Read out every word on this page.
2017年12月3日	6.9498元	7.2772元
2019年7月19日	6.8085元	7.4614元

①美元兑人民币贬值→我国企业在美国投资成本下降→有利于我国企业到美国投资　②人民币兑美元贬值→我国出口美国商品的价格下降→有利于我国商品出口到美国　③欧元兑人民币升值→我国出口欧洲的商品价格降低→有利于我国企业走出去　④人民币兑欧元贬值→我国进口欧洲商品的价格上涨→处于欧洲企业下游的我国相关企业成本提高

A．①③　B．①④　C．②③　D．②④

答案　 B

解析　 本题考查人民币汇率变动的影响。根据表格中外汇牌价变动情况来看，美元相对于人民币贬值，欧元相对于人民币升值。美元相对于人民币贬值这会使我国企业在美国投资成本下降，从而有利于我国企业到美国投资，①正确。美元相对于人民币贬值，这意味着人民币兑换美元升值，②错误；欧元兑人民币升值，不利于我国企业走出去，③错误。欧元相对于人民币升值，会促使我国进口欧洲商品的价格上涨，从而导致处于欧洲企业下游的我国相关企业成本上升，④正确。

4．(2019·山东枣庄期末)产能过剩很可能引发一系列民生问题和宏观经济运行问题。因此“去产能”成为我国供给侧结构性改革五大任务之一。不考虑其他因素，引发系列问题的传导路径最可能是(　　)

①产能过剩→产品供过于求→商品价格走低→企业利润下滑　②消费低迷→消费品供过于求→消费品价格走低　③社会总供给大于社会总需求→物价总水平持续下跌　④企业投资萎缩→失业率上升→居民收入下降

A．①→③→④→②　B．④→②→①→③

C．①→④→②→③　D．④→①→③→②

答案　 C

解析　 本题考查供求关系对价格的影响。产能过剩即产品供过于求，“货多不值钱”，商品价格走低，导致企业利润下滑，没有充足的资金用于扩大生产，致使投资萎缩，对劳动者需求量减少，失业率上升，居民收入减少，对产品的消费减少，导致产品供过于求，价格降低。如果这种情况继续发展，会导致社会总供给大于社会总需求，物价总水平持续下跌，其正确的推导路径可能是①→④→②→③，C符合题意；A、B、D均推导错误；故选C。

▶ _Given instruction_
Look through the material above and work out how many of its lines contain "物价总水平持续下跌". State the number only.

▶ _Task output_
2